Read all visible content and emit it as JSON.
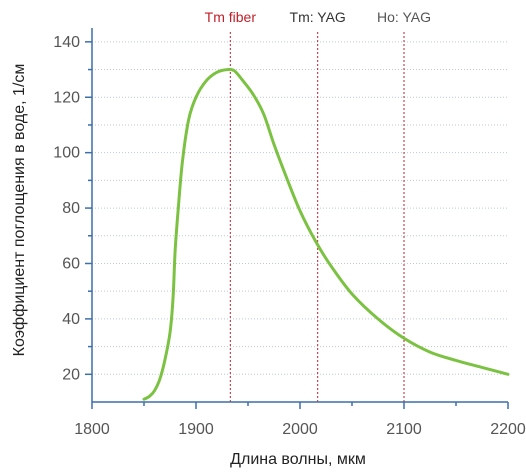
{
  "chart_data": {
    "type": "line",
    "xlabel": "Длина волны, мкм",
    "ylabel": "Коэффициент поглощения в воде, 1/см",
    "xlim": [
      1800,
      2200
    ],
    "ylim": [
      10,
      145
    ],
    "x_ticks": [
      1800,
      1900,
      2000,
      2100,
      2200
    ],
    "y_ticks": [
      20,
      40,
      60,
      80,
      100,
      120,
      140
    ],
    "grid": true,
    "series": [
      {
        "color": "#7cc242",
        "points": [
          [
            1850,
            11
          ],
          [
            1855,
            12
          ],
          [
            1860,
            14
          ],
          [
            1865,
            18
          ],
          [
            1870,
            25
          ],
          [
            1875,
            35
          ],
          [
            1878,
            48
          ],
          [
            1880,
            65
          ],
          [
            1883,
            80
          ],
          [
            1887,
            97
          ],
          [
            1893,
            112
          ],
          [
            1900,
            120
          ],
          [
            1910,
            126
          ],
          [
            1920,
            129
          ],
          [
            1930,
            130
          ],
          [
            1937,
            129.5
          ],
          [
            1945,
            126
          ],
          [
            1955,
            121
          ],
          [
            1965,
            114
          ],
          [
            1975,
            103
          ],
          [
            1985,
            93
          ],
          [
            2000,
            79
          ],
          [
            2015,
            68
          ],
          [
            2030,
            59
          ],
          [
            2050,
            49
          ],
          [
            2075,
            40
          ],
          [
            2100,
            33
          ],
          [
            2125,
            28
          ],
          [
            2150,
            25
          ],
          [
            2175,
            22.5
          ],
          [
            2200,
            20
          ]
        ]
      }
    ],
    "annotations": [
      {
        "label": "Tm fiber",
        "x": 1933,
        "color": "#c0202a"
      },
      {
        "label": "Tm: YAG",
        "x": 2017,
        "color": "#333333"
      },
      {
        "label": "Ho: YAG",
        "x": 2100,
        "color": "#555555"
      }
    ]
  }
}
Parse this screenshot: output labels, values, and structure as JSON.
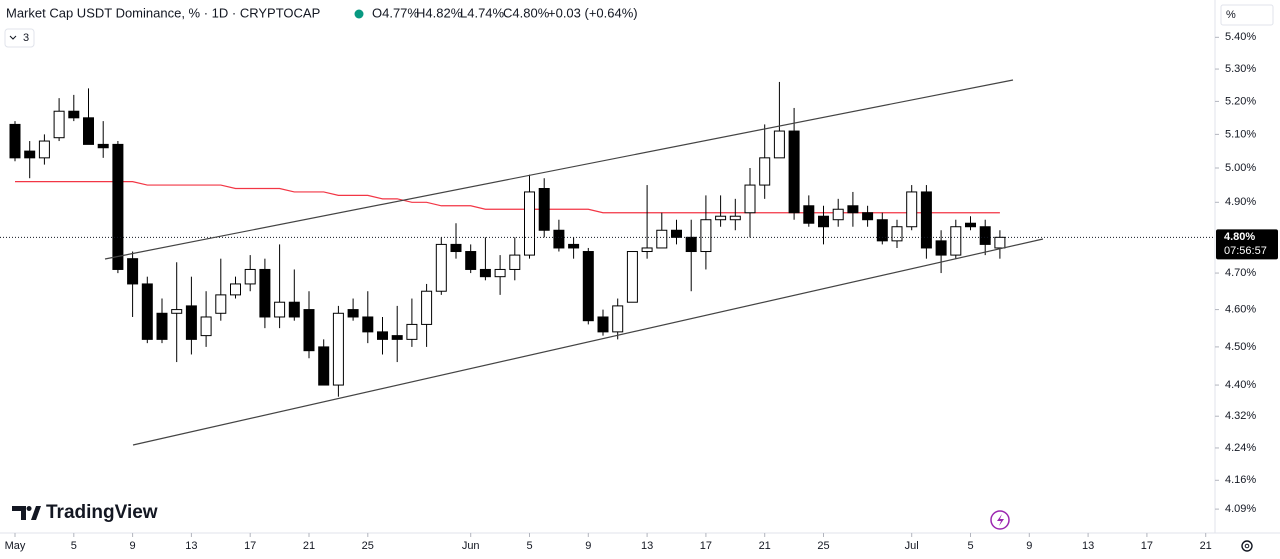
{
  "header": {
    "title": "Market Cap USDT Dominance, % · 1D · CRYPTOCAP",
    "ohlc": [
      "O4.77%",
      "H4.82%",
      "L4.74%",
      "C4.80%",
      "+0.03 (+0.64%)"
    ],
    "indicators_count": "3",
    "scale_mode": "%",
    "brand": "TradingView"
  },
  "chart_data": {
    "type": "candlestick",
    "log_scale": true,
    "grid": false,
    "x": [
      "May 1",
      "May 2",
      "May 3",
      "May 4",
      "May 5",
      "May 6",
      "May 7",
      "May 8",
      "May 9",
      "May 10",
      "May 11",
      "May 12",
      "May 13",
      "May 14",
      "May 15",
      "May 16",
      "May 17",
      "May 18",
      "May 19",
      "May 20",
      "May 21",
      "May 22",
      "May 23",
      "May 24",
      "May 25",
      "May 26",
      "May 27",
      "May 28",
      "May 29",
      "May 30",
      "May 31",
      "Jun 1",
      "Jun 2",
      "Jun 3",
      "Jun 4",
      "Jun 5",
      "Jun 6",
      "Jun 7",
      "Jun 8",
      "Jun 9",
      "Jun 10",
      "Jun 11",
      "Jun 12",
      "Jun 13",
      "Jun 14",
      "Jun 15",
      "Jun 16",
      "Jun 17",
      "Jun 18",
      "Jun 19",
      "Jun 20",
      "Jun 21",
      "Jun 22",
      "Jun 23",
      "Jun 24",
      "Jun 25",
      "Jun 26",
      "Jun 27",
      "Jun 28",
      "Jun 29",
      "Jun 30",
      "Jul 1",
      "Jul 2",
      "Jul 3",
      "Jul 4",
      "Jul 5",
      "Jul 6",
      "Jul 7",
      "Jul 8",
      "Jul 9",
      "Jul 10",
      "Jul 11",
      "Jul 12",
      "Jul 13",
      "Jul 14",
      "Jul 15",
      "Jul 16",
      "Jul 17",
      "Jul 18",
      "Jul 19",
      "Jul 20",
      "Jul 21"
    ],
    "open": [
      5.13,
      5.05,
      5.03,
      5.09,
      5.17,
      5.15,
      5.07,
      5.07,
      4.74,
      4.67,
      4.59,
      4.59,
      4.61,
      4.53,
      4.59,
      4.64,
      4.67,
      4.71,
      4.58,
      4.62,
      4.6,
      4.5,
      4.4,
      4.6,
      4.58,
      4.54,
      4.53,
      4.52,
      4.56,
      4.65,
      4.78,
      4.76,
      4.71,
      4.69,
      4.71,
      4.75,
      4.94,
      4.82,
      4.78,
      4.76,
      4.58,
      4.54,
      4.62,
      4.76,
      4.77,
      4.82,
      4.8,
      4.76,
      4.85,
      4.85,
      4.87,
      4.95,
      5.03,
      5.11,
      4.89,
      4.86,
      4.85,
      4.89,
      4.87,
      4.85,
      4.79,
      4.83,
      4.93,
      4.79,
      4.75,
      4.84,
      4.83,
      4.77,
      null,
      null,
      null,
      null,
      null,
      null,
      null,
      null,
      null,
      null,
      null,
      null,
      null,
      null
    ],
    "high": [
      5.14,
      5.08,
      5.1,
      5.21,
      5.22,
      5.24,
      5.14,
      5.08,
      4.76,
      4.69,
      4.63,
      4.73,
      4.69,
      4.65,
      4.74,
      4.69,
      4.75,
      4.74,
      4.78,
      4.71,
      4.65,
      4.52,
      4.61,
      4.63,
      4.65,
      4.58,
      4.61,
      4.63,
      4.67,
      4.8,
      4.84,
      4.78,
      4.8,
      4.75,
      4.8,
      4.98,
      4.97,
      4.85,
      4.8,
      4.77,
      4.6,
      4.63,
      4.76,
      4.95,
      4.87,
      4.85,
      4.85,
      4.92,
      4.92,
      4.91,
      5.0,
      5.13,
      5.26,
      5.18,
      4.92,
      4.89,
      4.91,
      4.93,
      4.89,
      4.87,
      4.85,
      4.95,
      4.95,
      4.82,
      4.85,
      4.86,
      4.85,
      4.82,
      null,
      null,
      null,
      null,
      null,
      null,
      null,
      null,
      null,
      null,
      null,
      null,
      null,
      null
    ],
    "low": [
      5.02,
      4.97,
      5.01,
      5.08,
      5.14,
      5.07,
      5.03,
      4.7,
      4.58,
      4.51,
      4.51,
      4.46,
      4.48,
      4.5,
      4.57,
      4.63,
      4.65,
      4.55,
      4.55,
      4.57,
      4.47,
      4.4,
      4.37,
      4.57,
      4.51,
      4.48,
      4.46,
      4.5,
      4.5,
      4.64,
      4.74,
      4.7,
      4.68,
      4.64,
      4.68,
      4.74,
      4.8,
      4.76,
      4.74,
      4.56,
      4.53,
      4.52,
      4.62,
      4.74,
      4.77,
      4.78,
      4.65,
      4.71,
      4.83,
      4.82,
      4.8,
      4.91,
      5.03,
      4.85,
      4.83,
      4.78,
      4.83,
      4.83,
      4.83,
      4.78,
      4.77,
      4.82,
      4.74,
      4.7,
      4.74,
      4.82,
      4.75,
      4.74,
      null,
      null,
      null,
      null,
      null,
      null,
      null,
      null,
      null,
      null,
      null,
      null,
      null,
      null
    ],
    "close": [
      5.03,
      5.03,
      5.08,
      5.17,
      5.15,
      5.07,
      5.06,
      4.71,
      4.67,
      4.52,
      4.52,
      4.6,
      4.52,
      4.58,
      4.64,
      4.67,
      4.71,
      4.58,
      4.62,
      4.58,
      4.49,
      4.4,
      4.59,
      4.58,
      4.54,
      4.52,
      4.52,
      4.56,
      4.65,
      4.78,
      4.76,
      4.71,
      4.69,
      4.71,
      4.75,
      4.93,
      4.82,
      4.77,
      4.77,
      4.57,
      4.54,
      4.61,
      4.76,
      4.77,
      4.82,
      4.8,
      4.76,
      4.85,
      4.86,
      4.86,
      4.95,
      5.03,
      5.11,
      4.87,
      4.84,
      4.83,
      4.88,
      4.87,
      4.85,
      4.79,
      4.83,
      4.93,
      4.77,
      4.75,
      4.83,
      4.83,
      4.78,
      4.8,
      null,
      null,
      null,
      null,
      null,
      null,
      null,
      null,
      null,
      null,
      null,
      null,
      null,
      null
    ],
    "ma": {
      "color": "#f23645",
      "values": [
        4.96,
        4.96,
        4.96,
        4.96,
        4.96,
        4.96,
        4.96,
        4.96,
        4.96,
        4.95,
        4.95,
        4.95,
        4.95,
        4.95,
        4.95,
        4.94,
        4.94,
        4.94,
        4.94,
        4.93,
        4.93,
        4.93,
        4.92,
        4.92,
        4.92,
        4.91,
        4.91,
        4.9,
        4.9,
        4.89,
        4.89,
        4.89,
        4.88,
        4.88,
        4.88,
        4.88,
        4.88,
        4.88,
        4.88,
        4.88,
        4.87,
        4.87,
        4.87,
        4.87,
        4.87,
        4.87,
        4.87,
        4.87,
        4.87,
        4.87,
        4.87,
        4.87,
        4.87,
        4.87,
        4.87,
        4.87,
        4.87,
        4.87,
        4.87,
        4.87,
        4.87,
        4.87,
        4.87,
        4.87,
        4.87,
        4.87,
        4.87,
        4.87,
        null,
        null,
        null,
        null,
        null,
        null,
        null,
        null,
        null,
        null,
        null,
        null,
        null,
        null
      ]
    },
    "up_color": "#ffffff",
    "down_color": "#000000",
    "wick_color": "#000000",
    "ylim": [
      4.04,
      5.52
    ],
    "yticks": [
      {
        "value": 5.4,
        "label": "5.40%"
      },
      {
        "value": 5.3,
        "label": "5.30%"
      },
      {
        "value": 5.2,
        "label": "5.20%"
      },
      {
        "value": 5.1,
        "label": "5.10%"
      },
      {
        "value": 5.0,
        "label": "5.00%"
      },
      {
        "value": 4.9,
        "label": "4.90%"
      },
      {
        "value": 4.7,
        "label": "4.70%"
      },
      {
        "value": 4.6,
        "label": "4.60%"
      },
      {
        "value": 4.5,
        "label": "4.50%"
      },
      {
        "value": 4.4,
        "label": "4.40%"
      },
      {
        "value": 4.32,
        "label": "4.32%"
      },
      {
        "value": 4.24,
        "label": "4.24%"
      },
      {
        "value": 4.16,
        "label": "4.16%"
      },
      {
        "value": 4.09,
        "label": "4.09%"
      }
    ],
    "xticks": [
      {
        "value": "May 1",
        "label": "May"
      },
      {
        "value": "May 5",
        "label": "5"
      },
      {
        "value": "May 9",
        "label": "9"
      },
      {
        "value": "May 13",
        "label": "13"
      },
      {
        "value": "May 17",
        "label": "17"
      },
      {
        "value": "May 21",
        "label": "21"
      },
      {
        "value": "May 25",
        "label": "25"
      },
      {
        "value": "Jun 1",
        "label": "Jun"
      },
      {
        "value": "Jun 5",
        "label": "5"
      },
      {
        "value": "Jun 9",
        "label": "9"
      },
      {
        "value": "Jun 13",
        "label": "13"
      },
      {
        "value": "Jun 17",
        "label": "17"
      },
      {
        "value": "Jun 21",
        "label": "21"
      },
      {
        "value": "Jun 25",
        "label": "25"
      },
      {
        "value": "Jul 1",
        "label": "Jul"
      },
      {
        "value": "Jul 5",
        "label": "5"
      },
      {
        "value": "Jul 9",
        "label": "9"
      },
      {
        "value": "Jul 13",
        "label": "13"
      },
      {
        "value": "Jul 17",
        "label": "17"
      },
      {
        "value": "Jul 21",
        "label": "21"
      }
    ],
    "last_price": {
      "value": 4.8,
      "label": "4.80%",
      "countdown": "07:56:57"
    }
  }
}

------------------------------------

• [Problem details]: Go through the material and copy out every line with "JSON" in it.

• [Answer to the task]:
Read all visible content and emit it as JSON.
Parse this screenshot: output labels, values, and structure as JSON.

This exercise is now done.